*ЗАДАНИЕ A*.
Ответьте по отрывку:
(i) К каким двум словам сводилась царская резолюция?
(ii) Какого числа в Твери начались заседания земского собрания?
(iii) Сколько из 15 членов редакционной комиссии были сторонниками «либералов»?

*ОТРЫВОК*.
В самом конце ноября Горемыкин, ссылаясь на «высочайшую волю», резолюцию Николая II на докладе Дурново о «верноподданнических чувствах» тверских земцев и «милостивый приём» царём 17 мая Оленина, уведомил Ахлёстышева, что сама по себе причастность к составлению «известного» адреса (вызвавшего слова императора о «бессмысленных мечтаниях») не может являться «препятствием к ограничению» чьих-либо «личных прав и служебной деятельности, если к тому не имеется в виду других уважительных данных». Это означало, что противники губернатора фактически реабилитировались, а о приёме Оленина царём ему более полугода даже не сообщалось (видимо, Дурново просто не придал этому особого значения).

Полученные из МВД бумаги Ахлёстышев вскоре переслал «более верным способом, нежели по почте», гр. Шереметеву. Губернатор был изумлён тем, как Горемыкин трактовал царскую резолюцию, сводившуюся к двум словам: «Очень рад». По словам губернатора, эта резолюция была очень короткой, неинформативной и, главное, не имела никакого отношения к Оленину. Но ещё сильнее удивил его «милостивый приём» императором Оленина после отправленного Дурново сообщения о том, как грубо предводитель «сорвал выборы консервативного кандидата», а сам «в глазах всех ясно себя скомпрометировал». Произошедшее выглядело особенно странно, так как первоначально в Петербурге Дурново лично объявил Оленину о невозможности «допустить его до представления государю». При этом участие предводителя в составлении «покаянной депеши» было «весьма сомнительным»: он и его единомышленники не скрывали, что всего лишь «уступают давлению большинства». Однако скандальнее всего было то, что об этом «милостивом приёме», состоявшемся 17 мая, губернатор узнал лишь перед самыми дворянскими выборами. Во всём этом он усматривал двойную игру, мешавшую успеху «благонамеренной партии». И если о Горемыкине Ахлёстышев отзывался сдержанно, то Штюрмера резко критиковал и прямо называл координатором тверских либералов, поскольку они (особенно Оленин и О.В. Самарин) часто к нему наведывались.

Почти за неделю до дворянских выборов, 8 декабря, в Твери начались заседания земского собрания, которые сразу же приобрели скандальный характер. За несколько дней до этого свой пост покинул Оленин, и теперь «либеральная партия» использовала любую возможность для обострения ситуации. В самом начале работы Петрункевич протестовал против того, что председательствовавший в собрании Трубников перенёс открытие сессии с 11 часов утра на 7 вечера. Трубников объяснял это необходимостью присутствовать утром в Московской судебной палате и невозможностью послать туда кого-либо вместо себя. По мнению же Петрункевича, палата вполне могла отсрочить своё заседание. Как сообщал по горячим следам Горемыкину Ахлёстышев, на тех, кто не видел в действиях Трубникова ничего предосудительного, «резкий тон заявления произвёл тяжёлое и неприятное впечатление». Затем Иван Ильич стал возмущаться тем, что заниматься приходится в тесном помещении, поскольку в дворянском собрании, где обычно трудилось губернское земство, запланирован танцевальный вечер. Другой представитель «либеральной партии» -- Е.В. де Роберти -- также заявил, что Трубников «имел полную возможность отменить сегодняшний танцевальный вечер и должен был принять эти меры». Однако накалив атмосферу и овладев инициативой, «либералы» добились заметного успеха при избрании редакционной комиссии: к их сторонникам принадлежали не менее 11 из 15 её членов.

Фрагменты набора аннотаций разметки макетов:

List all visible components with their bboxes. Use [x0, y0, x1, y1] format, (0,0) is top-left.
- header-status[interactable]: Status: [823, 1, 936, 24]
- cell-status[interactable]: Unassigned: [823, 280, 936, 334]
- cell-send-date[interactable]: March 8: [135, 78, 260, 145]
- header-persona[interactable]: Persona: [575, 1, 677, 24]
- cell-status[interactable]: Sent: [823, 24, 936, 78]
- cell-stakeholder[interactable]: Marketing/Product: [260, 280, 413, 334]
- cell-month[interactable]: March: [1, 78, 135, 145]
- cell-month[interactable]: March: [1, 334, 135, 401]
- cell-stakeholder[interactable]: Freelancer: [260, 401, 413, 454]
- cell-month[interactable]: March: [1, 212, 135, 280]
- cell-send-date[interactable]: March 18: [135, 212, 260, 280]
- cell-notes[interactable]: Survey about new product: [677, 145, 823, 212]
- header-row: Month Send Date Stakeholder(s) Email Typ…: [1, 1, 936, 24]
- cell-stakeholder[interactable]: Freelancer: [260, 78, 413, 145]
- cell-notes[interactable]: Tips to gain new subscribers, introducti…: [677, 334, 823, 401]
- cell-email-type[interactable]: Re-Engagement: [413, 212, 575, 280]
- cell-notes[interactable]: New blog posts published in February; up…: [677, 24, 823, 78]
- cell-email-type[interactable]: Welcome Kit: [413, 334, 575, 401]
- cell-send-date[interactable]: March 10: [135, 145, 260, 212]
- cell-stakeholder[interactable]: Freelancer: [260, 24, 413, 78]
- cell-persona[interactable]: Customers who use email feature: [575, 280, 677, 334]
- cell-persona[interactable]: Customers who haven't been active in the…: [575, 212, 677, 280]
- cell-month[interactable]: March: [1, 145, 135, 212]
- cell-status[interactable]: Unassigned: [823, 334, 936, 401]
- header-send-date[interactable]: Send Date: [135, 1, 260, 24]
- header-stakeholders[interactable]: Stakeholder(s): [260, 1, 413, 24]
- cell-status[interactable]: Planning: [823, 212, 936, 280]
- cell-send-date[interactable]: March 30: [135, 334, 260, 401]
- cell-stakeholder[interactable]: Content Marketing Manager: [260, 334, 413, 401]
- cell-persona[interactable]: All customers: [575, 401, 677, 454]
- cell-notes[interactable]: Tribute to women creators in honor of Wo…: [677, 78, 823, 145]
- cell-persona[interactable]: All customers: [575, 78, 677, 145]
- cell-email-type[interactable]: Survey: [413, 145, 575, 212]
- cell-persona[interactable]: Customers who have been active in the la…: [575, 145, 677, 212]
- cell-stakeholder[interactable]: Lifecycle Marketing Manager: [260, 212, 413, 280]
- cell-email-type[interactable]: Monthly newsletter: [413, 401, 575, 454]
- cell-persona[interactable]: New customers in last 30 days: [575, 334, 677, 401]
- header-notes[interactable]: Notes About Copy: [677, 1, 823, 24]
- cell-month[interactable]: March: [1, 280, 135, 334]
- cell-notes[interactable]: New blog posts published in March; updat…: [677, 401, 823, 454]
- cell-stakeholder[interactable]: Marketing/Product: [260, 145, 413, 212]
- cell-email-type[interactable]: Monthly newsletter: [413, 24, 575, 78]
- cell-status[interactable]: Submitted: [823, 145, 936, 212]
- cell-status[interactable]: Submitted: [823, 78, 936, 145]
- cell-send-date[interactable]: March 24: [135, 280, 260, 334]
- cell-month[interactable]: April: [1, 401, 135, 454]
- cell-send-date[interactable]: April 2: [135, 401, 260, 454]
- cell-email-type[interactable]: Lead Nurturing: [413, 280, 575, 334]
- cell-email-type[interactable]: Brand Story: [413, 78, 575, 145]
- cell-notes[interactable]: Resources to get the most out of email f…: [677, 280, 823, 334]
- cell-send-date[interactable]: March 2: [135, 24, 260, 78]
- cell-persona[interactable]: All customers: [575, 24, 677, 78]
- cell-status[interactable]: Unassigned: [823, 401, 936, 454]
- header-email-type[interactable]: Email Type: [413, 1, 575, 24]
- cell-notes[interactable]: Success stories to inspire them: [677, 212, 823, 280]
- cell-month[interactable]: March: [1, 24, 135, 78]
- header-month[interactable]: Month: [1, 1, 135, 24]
==
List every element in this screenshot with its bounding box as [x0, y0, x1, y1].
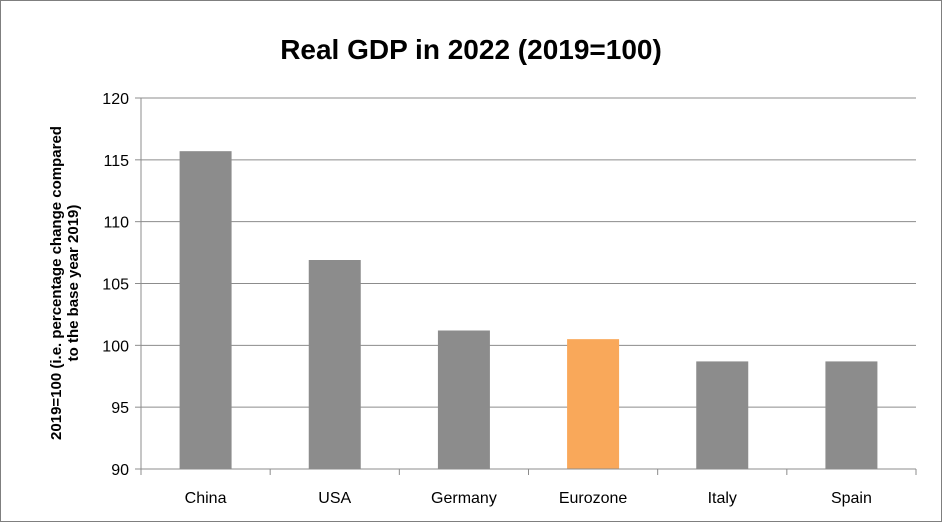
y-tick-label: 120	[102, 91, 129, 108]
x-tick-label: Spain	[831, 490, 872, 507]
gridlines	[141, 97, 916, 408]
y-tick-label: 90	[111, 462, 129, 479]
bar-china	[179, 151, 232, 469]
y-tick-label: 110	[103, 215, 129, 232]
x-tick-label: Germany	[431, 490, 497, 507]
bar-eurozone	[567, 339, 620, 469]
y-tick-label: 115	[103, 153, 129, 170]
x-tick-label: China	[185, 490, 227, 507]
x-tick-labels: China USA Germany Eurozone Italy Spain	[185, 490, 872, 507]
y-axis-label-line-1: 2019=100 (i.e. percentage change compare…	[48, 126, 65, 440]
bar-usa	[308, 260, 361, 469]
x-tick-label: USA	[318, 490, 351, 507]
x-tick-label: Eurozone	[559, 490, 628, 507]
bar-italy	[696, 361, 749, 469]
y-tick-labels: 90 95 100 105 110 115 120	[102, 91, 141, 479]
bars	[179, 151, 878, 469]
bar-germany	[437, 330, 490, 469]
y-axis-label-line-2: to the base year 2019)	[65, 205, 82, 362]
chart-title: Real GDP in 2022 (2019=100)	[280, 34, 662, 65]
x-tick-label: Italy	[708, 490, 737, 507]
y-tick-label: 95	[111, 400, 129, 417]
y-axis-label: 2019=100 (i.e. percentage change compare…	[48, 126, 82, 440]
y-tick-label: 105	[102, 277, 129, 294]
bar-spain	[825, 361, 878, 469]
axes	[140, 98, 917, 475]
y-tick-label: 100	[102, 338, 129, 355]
==
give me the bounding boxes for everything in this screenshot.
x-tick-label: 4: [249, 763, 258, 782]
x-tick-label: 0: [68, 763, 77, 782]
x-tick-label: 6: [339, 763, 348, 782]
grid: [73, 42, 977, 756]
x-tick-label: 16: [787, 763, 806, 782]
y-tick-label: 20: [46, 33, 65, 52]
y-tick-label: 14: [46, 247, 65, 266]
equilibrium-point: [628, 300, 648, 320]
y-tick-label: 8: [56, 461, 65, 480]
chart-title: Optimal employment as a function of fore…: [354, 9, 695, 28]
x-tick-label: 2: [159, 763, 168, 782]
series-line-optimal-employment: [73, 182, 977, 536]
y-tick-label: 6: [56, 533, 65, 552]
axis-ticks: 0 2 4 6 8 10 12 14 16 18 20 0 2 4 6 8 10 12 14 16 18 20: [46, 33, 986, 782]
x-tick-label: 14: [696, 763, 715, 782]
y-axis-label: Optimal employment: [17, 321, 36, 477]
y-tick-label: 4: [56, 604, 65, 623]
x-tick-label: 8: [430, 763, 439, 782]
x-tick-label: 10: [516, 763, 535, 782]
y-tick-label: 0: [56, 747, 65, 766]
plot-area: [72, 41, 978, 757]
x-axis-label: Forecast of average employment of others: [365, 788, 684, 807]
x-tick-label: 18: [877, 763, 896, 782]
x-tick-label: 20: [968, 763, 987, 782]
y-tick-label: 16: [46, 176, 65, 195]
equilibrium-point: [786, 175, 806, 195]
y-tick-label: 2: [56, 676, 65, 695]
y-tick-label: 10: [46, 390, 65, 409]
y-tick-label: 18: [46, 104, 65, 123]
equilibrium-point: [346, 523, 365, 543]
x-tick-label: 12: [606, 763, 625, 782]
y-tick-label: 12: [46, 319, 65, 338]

*ЗАДАНИЕ B*. Переименуйте «y-tick-label» в «y-axis-tick» в строках листинга между строкой с «give me the» и строкой с «x-tick-label: 18: [877, 763, 896, 782]» включительно, ничего больше не меняя. Выведите только эти строки.

*ОТВЕТ A*.
(i) «Очень рад».
(ii) 8 декабря.
(iii) Не менее 11.

*ОТВЕТ B*.
give me the bounding boxes for everything in this screenshot.
x-tick-label: 4: [249, 763, 258, 782]
x-tick-label: 0: [68, 763, 77, 782]
x-tick-label: 6: [339, 763, 348, 782]
grid: [73, 42, 977, 756]
x-tick-label: 16: [787, 763, 806, 782]
y-axis-tick: 20: [46, 33, 65, 52]
y-axis-tick: 14: [46, 247, 65, 266]
equilibrium-point: [628, 300, 648, 320]
y-axis-tick: 8: [56, 461, 65, 480]
chart-title: Optimal employment as a function of fore…: [354, 9, 695, 28]
x-tick-label: 2: [159, 763, 168, 782]
series-line-optimal-employment: [73, 182, 977, 536]
y-axis-tick: 6: [56, 533, 65, 552]
axis-ticks: 0 2 4 6 8 10 12 14 16 18 20 0 2 4 6 8 10 12 14 16 18 20: [46, 33, 986, 782]
x-tick-label: 14: [696, 763, 715, 782]
y-axis-label: Optimal employment: [17, 321, 36, 477]
y-axis-tick: 4: [56, 604, 65, 623]
x-tick-label: 8: [430, 763, 439, 782]
x-tick-label: 10: [516, 763, 535, 782]
y-axis-tick: 0: [56, 747, 65, 766]
plot-area: [72, 41, 978, 757]
x-axis-label: Forecast of average employment of others: [365, 788, 684, 807]
x-tick-label: 18: [877, 763, 896, 782]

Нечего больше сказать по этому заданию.